TASK DIRECTIONS: Leave out the pictures and repeat every record exactly.

[start INFORMATION GIVEN]

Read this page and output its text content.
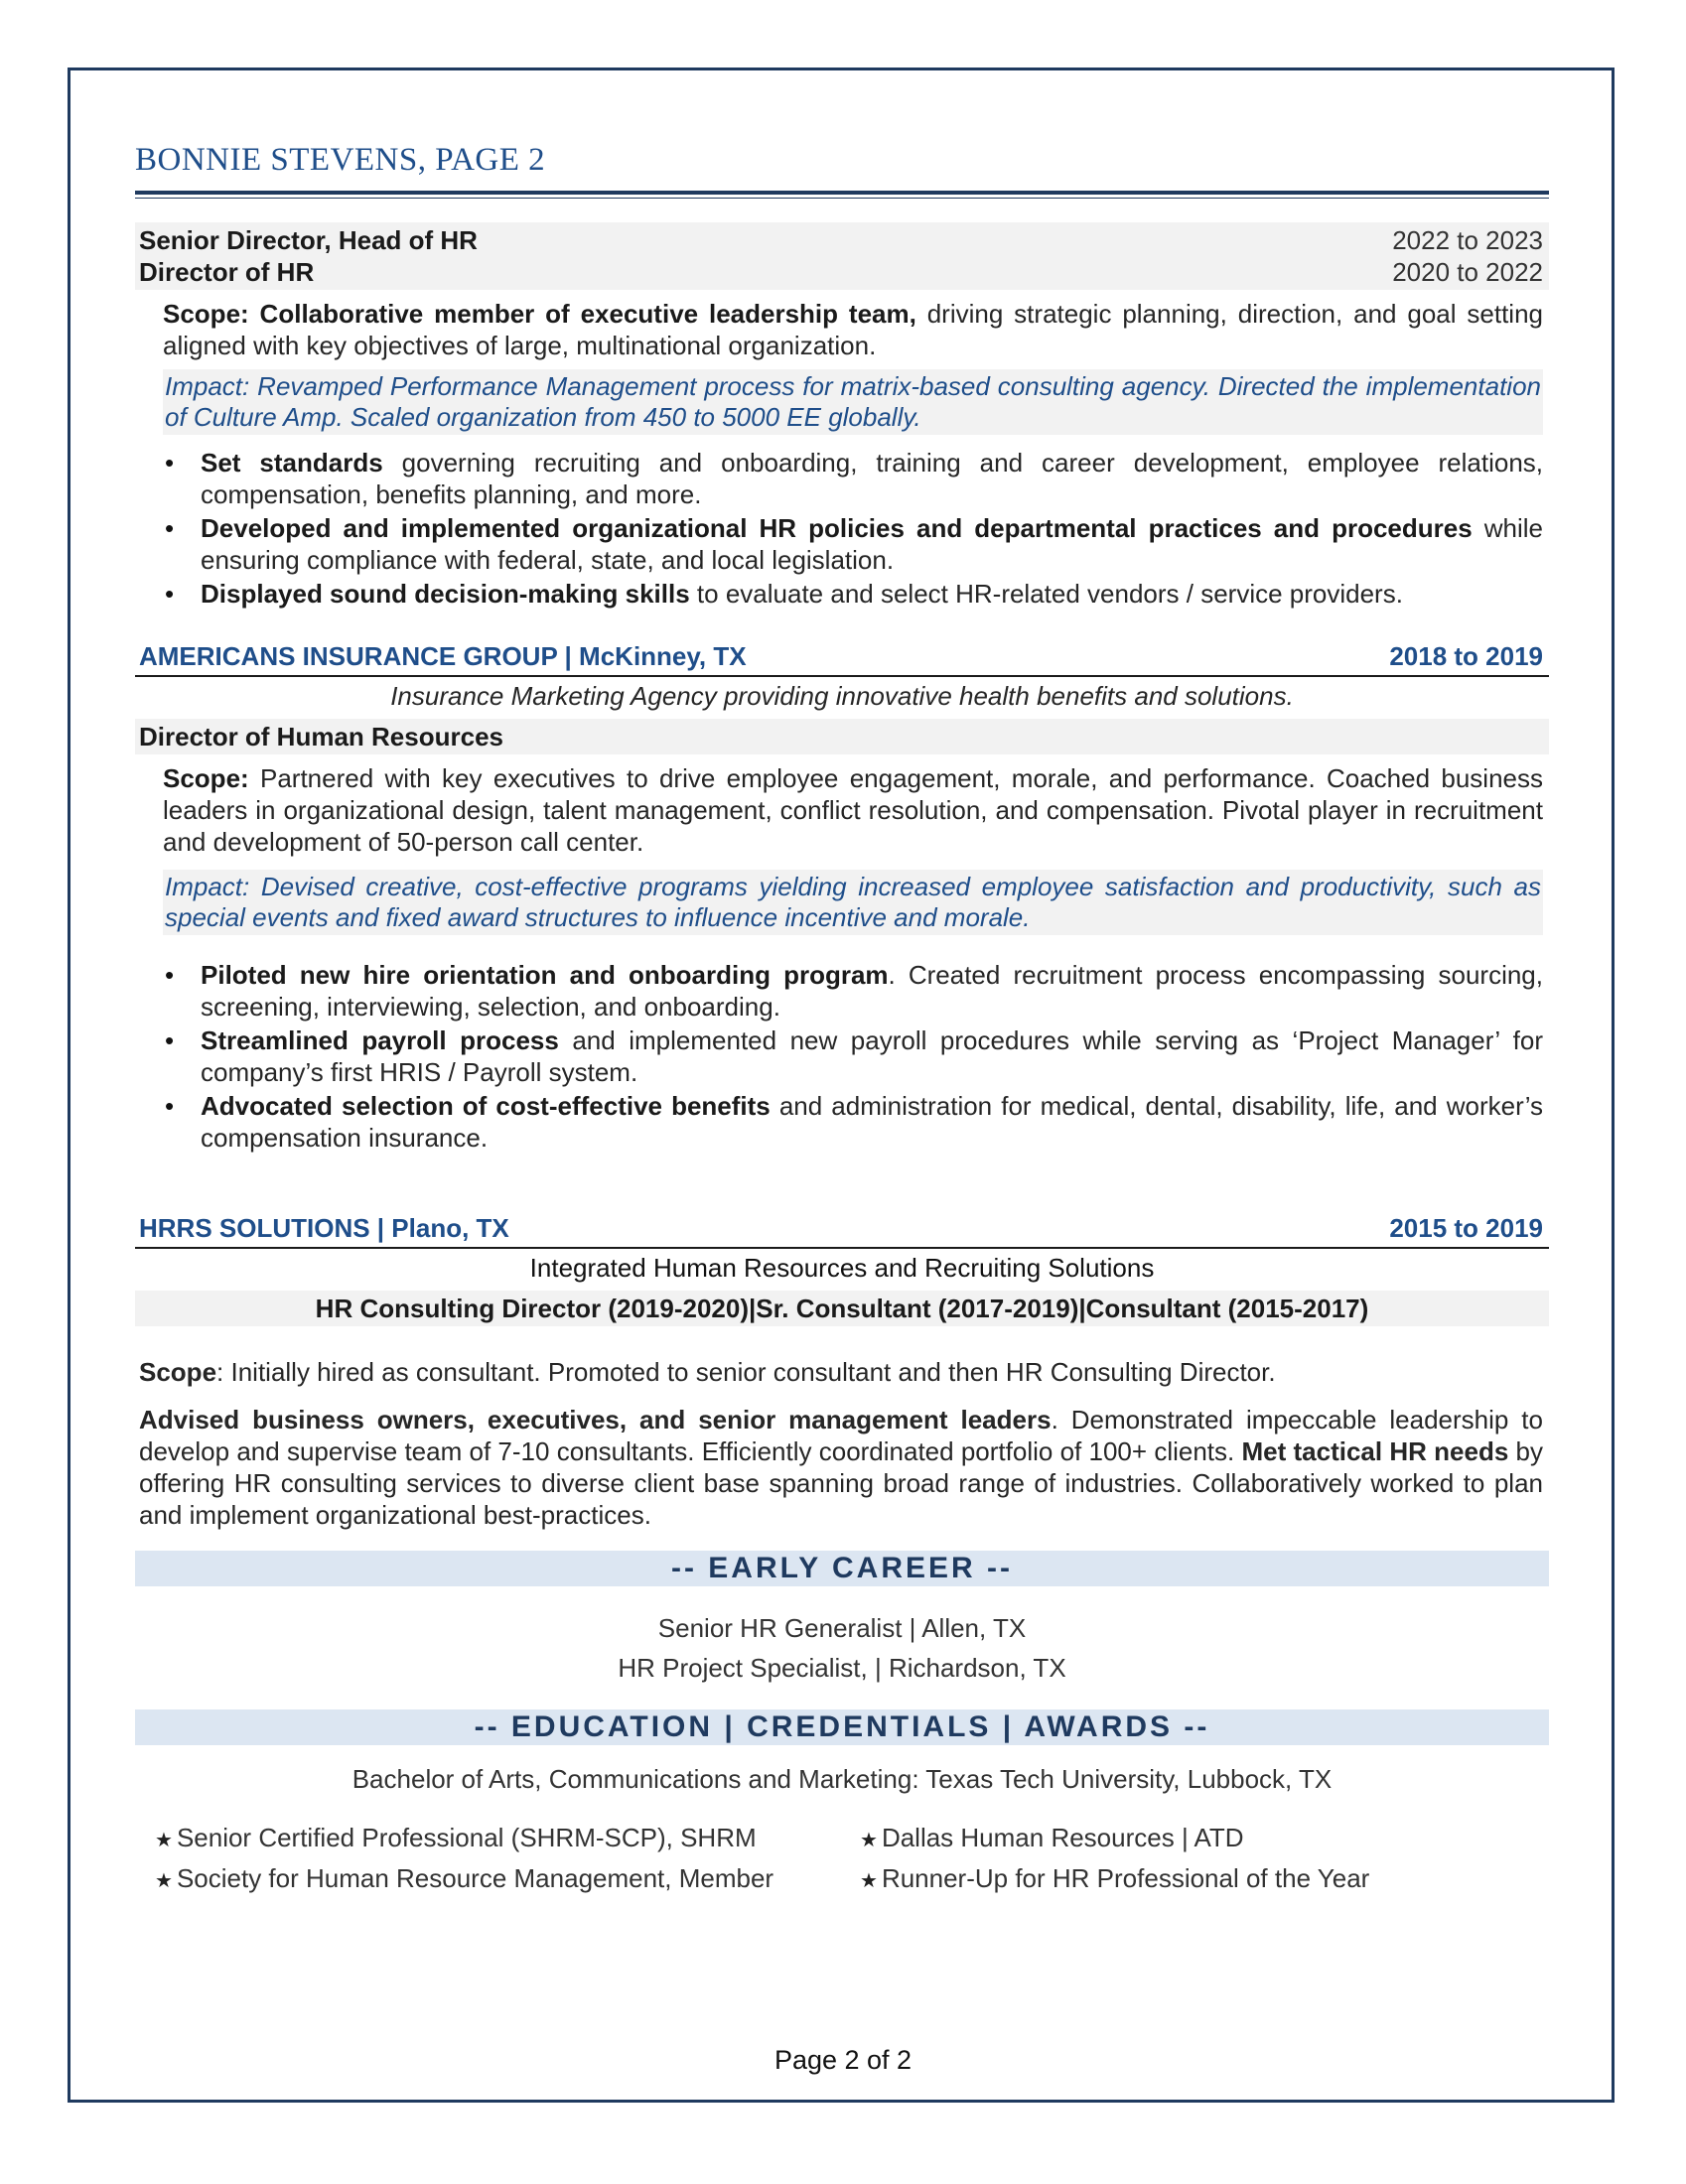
BONNIE STEVENS, PAGE 2
Senior Director, Head of HR	2022 to 2023
Director of HR	2020 to 2022

Scope: Collaborative member of executive leadership team, driving strategic planning, direction, and goal setting aligned with key objectives of large, multinational organization.

Impact: Revamped Performance Management process for matrix-based consulting agency. Directed the implementation of Culture Amp. Scaled organization from 450 to 5000 EE globally.

• Set standards governing recruiting and onboarding, training and career development, employee relations, compensation, benefits planning, and more.
• Developed and implemented organizational HR policies and departmental practices and procedures while ensuring compliance with federal, state, and local legislation.
• Displayed sound decision-making skills to evaluate and select HR-related vendors / service providers.
AMERICANS INSURANCE GROUP | McKinney, TX	2018 to 2019
Insurance Marketing Agency providing innovative health benefits and solutions.
Director of Human Resources

Scope: Partnered with key executives to drive employee engagement, morale, and performance. Coached business leaders in organizational design, talent management, conflict resolution, and compensation. Pivotal player in recruitment and development of 50-person call center.

Impact: Devised creative, cost-effective programs yielding increased employee satisfaction and productivity, such as special events and fixed award structures to influence incentive and morale.

• Piloted new hire orientation and onboarding program. Created recruitment process encompassing sourcing, screening, interviewing, selection, and onboarding.
• Streamlined payroll process and implemented new payroll procedures while serving as ‘Project Manager’ for company’s first HRIS / Payroll system.
• Advocated selection of cost-effective benefits and administration for medical, dental, disability, life, and worker’s compensation insurance.
HRRS SOLUTIONS | Plano, TX	2015 to 2019
Integrated Human Resources and Recruiting Solutions
HR Consulting Director (2019-2020)|Sr. Consultant (2017-2019)|Consultant (2015-2017)

Scope: Initially hired as consultant. Promoted to senior consultant and then HR Consulting Director.

Advised business owners, executives, and senior management leaders. Demonstrated impeccable leadership to develop and supervise team of 7-10 consultants. Efficiently coordinated portfolio of 100+ clients. Met tactical HR needs by offering HR consulting services to diverse client base spanning broad range of industries. Collaboratively worked to plan and implement organizational best-practices.

-- EARLY CAREER --
Senior HR Generalist | Allen, TX
HR Project Specialist, | Richardson, TX
-- EDUCATION | CREDENTIALS | AWARDS --
Bachelor of Arts, Communications and Marketing: Texas Tech University, Lubbock, TX
★ Senior Certified Professional (SHRM-SCP), SHRM	★ Dallas Human Resources | ATD
★ Society for Human Resource Management, Member	★ Runner-Up for HR Professional of the Year
Page 2 of 2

[end INFORMATION GIVEN]

THE ANSWER:
Read this page and output its text content.
BONNIE STEVENS, PAGE 2
Senior Director, Head of HR	2022 to 2023
Director of HR	2020 to 2022

Scope: Collaborative member of executive leadership team, driving strategic planning, direction, and goal setting aligned with key objectives of large, multinational organization.

Impact: Revamped Performance Management process for matrix-based consulting agency. Directed the implementation of Culture Amp. Scaled organization from 450 to 5000 EE globally.

• Set standards governing recruiting and onboarding, training and career development, employee relations, compensation, benefits planning, and more.
• Developed and implemented organizational HR policies and departmental practices and procedures while ensuring compliance with federal, state, and local legislation.
• Displayed sound decision-making skills to evaluate and select HR-related vendors / service providers.
AMERICANS INSURANCE GROUP | McKinney, TX	2018 to 2019
Insurance Marketing Agency providing innovative health benefits and solutions.
Director of Human Resources

Scope: Partnered with key executives to drive employee engagement, morale, and performance. Coached business leaders in organizational design, talent management, conflict resolution, and compensation. Pivotal player in recruitment and development of 50-person call center.

Impact: Devised creative, cost-effective programs yielding increased employee satisfaction and productivity, such as special events and fixed award structures to influence incentive and morale.

• Piloted new hire orientation and onboarding program. Created recruitment process encompassing sourcing, screening, interviewing, selection, and onboarding.
• Streamlined payroll process and implemented new payroll procedures while serving as ‘Project Manager’ for company’s first HRIS / Payroll system.
• Advocated selection of cost-effective benefits and administration for medical, dental, disability, life, and worker’s compensation insurance.
HRRS SOLUTIONS | Plano, TX	2015 to 2019
Integrated Human Resources and Recruiting Solutions
HR Consulting Director (2019-2020)|Sr. Consultant (2017-2019)|Consultant (2015-2017)

Scope: Initially hired as consultant. Promoted to senior consultant and then HR Consulting Director.

Advised business owners, executives, and senior management leaders. Demonstrated impeccable leadership to develop and supervise team of 7-10 consultants. Efficiently coordinated portfolio of 100+ clients. Met tactical HR needs by offering HR consulting services to diverse client base spanning broad range of industries. Collaboratively worked to plan and implement organizational best-practices.

-- EARLY CAREER --
Senior HR Generalist | Allen, TX
HR Project Specialist, | Richardson, TX
-- EDUCATION | CREDENTIALS | AWARDS --
Bachelor of Arts, Communications and Marketing: Texas Tech University, Lubbock, TX
★ Senior Certified Professional (SHRM-SCP), SHRM	★ Dallas Human Resources | ATD
★ Society for Human Resource Management, Member	★ Runner-Up for HR Professional of the Year
Page 2 of 2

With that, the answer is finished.